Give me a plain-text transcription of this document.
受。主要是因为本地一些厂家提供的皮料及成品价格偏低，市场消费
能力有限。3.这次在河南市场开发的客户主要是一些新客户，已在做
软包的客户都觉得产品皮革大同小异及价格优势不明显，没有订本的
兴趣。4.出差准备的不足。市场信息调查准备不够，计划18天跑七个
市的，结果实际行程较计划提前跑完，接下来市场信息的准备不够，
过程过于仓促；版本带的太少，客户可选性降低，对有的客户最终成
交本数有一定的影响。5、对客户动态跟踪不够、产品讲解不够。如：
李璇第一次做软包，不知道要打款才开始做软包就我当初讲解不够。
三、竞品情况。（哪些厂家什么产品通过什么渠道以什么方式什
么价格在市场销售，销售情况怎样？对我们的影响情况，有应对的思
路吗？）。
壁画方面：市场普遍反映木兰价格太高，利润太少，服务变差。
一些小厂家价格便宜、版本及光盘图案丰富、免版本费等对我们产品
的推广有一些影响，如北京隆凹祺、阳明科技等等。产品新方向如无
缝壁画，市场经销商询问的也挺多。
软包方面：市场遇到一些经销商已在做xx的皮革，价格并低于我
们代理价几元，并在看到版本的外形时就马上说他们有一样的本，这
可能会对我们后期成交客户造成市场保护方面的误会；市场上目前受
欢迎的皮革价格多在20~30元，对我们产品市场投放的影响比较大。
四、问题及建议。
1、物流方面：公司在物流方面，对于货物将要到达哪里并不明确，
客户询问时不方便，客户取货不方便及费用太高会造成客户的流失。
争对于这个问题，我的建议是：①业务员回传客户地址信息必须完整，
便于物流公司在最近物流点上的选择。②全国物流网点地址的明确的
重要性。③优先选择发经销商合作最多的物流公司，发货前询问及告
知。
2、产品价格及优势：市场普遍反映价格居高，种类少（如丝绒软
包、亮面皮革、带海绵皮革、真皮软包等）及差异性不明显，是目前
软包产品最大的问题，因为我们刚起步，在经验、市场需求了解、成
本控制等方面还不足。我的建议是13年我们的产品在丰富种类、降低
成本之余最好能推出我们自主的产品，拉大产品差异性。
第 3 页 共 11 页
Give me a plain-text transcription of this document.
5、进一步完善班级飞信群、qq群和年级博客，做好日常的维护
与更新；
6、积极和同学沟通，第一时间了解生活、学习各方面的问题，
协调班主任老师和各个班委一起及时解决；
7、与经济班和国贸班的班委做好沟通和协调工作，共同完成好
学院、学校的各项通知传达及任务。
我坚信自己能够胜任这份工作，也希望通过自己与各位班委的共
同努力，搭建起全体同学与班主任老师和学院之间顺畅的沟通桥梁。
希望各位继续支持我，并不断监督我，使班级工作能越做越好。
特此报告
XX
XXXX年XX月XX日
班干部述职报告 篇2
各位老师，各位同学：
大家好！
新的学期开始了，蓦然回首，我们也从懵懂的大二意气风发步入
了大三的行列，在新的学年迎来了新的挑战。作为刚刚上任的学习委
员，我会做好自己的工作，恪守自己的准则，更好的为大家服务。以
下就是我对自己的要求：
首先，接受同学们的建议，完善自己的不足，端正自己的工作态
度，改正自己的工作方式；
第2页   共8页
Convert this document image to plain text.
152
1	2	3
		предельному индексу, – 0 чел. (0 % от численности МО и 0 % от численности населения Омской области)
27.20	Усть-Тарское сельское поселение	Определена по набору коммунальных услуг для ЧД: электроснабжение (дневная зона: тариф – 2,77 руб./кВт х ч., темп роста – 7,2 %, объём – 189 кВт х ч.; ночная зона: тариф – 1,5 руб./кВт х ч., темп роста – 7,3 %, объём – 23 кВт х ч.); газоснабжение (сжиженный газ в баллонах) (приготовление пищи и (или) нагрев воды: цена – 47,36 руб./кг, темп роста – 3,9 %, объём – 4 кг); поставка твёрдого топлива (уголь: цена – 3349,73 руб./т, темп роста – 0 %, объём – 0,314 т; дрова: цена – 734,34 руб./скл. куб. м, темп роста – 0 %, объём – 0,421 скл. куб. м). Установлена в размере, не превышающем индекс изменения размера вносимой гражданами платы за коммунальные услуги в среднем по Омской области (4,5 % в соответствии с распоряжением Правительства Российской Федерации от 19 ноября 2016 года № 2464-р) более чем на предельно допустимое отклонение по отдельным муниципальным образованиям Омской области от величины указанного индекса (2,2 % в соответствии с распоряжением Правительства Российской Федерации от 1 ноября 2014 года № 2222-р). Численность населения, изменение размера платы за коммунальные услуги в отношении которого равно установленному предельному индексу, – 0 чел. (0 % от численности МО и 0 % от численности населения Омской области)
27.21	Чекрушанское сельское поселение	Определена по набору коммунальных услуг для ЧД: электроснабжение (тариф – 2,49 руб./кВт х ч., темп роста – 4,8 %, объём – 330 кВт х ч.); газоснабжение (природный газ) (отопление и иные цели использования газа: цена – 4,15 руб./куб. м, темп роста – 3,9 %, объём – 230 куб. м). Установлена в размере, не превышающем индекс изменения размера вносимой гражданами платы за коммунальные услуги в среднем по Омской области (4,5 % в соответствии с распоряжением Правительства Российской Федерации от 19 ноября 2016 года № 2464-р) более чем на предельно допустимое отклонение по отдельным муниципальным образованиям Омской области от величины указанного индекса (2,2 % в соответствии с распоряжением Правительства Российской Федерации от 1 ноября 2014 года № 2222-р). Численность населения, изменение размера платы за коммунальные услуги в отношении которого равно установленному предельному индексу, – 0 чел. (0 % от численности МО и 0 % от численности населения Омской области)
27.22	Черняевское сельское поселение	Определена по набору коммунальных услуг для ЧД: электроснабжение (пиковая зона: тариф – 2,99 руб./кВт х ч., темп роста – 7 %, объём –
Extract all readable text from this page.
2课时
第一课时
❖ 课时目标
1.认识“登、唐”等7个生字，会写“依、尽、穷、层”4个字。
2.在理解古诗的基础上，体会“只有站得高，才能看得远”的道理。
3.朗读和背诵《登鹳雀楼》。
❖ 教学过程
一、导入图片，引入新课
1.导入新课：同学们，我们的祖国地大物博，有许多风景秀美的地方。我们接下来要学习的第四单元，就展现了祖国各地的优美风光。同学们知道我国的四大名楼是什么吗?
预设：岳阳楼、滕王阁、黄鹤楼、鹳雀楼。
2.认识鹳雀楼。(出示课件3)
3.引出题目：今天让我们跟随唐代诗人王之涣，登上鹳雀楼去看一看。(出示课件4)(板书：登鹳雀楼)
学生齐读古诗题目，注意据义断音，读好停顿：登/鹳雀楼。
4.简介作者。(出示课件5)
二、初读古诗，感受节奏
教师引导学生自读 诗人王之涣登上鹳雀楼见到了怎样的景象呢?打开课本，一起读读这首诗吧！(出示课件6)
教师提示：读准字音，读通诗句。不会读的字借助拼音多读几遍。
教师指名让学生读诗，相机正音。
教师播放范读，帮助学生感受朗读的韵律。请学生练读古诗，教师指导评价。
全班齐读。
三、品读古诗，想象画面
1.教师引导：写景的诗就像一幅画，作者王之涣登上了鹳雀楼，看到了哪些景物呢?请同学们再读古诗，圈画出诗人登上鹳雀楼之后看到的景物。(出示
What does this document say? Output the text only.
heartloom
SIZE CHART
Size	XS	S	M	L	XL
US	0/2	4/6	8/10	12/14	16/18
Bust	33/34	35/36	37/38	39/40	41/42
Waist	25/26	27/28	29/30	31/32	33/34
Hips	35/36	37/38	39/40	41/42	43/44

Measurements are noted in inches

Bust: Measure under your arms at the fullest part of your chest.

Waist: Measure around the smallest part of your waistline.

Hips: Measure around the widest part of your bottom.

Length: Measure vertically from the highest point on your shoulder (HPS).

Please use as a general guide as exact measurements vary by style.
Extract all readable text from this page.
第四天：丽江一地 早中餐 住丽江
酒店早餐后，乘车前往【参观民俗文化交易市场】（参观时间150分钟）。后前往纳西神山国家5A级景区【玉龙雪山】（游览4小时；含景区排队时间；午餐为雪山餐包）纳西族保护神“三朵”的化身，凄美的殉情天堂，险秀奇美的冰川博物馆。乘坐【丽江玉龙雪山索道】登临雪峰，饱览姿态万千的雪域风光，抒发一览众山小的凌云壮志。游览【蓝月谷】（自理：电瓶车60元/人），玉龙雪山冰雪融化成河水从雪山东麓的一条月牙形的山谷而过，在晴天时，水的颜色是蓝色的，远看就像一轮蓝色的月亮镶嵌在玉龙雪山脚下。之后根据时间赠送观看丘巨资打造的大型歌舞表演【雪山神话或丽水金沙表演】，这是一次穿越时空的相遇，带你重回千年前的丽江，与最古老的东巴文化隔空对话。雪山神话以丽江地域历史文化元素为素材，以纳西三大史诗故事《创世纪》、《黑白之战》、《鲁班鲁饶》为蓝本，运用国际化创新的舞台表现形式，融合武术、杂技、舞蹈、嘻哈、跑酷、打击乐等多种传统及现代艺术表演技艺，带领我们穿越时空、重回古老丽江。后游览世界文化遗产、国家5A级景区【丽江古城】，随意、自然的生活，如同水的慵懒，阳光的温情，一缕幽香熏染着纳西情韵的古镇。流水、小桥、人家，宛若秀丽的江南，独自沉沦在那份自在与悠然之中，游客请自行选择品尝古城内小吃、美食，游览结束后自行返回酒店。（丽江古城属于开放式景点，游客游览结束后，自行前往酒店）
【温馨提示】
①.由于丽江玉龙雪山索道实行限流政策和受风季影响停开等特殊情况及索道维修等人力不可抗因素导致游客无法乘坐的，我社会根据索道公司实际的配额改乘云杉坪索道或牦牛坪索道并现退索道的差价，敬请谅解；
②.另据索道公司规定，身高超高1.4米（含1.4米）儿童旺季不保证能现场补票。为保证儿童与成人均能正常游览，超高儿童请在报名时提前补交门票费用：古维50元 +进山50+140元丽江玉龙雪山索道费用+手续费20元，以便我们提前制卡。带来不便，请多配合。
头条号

* [Set exercise]
Determine how many lines in the data above contain the string "your". Give nothing except the number.

* [Solution for this problem]
4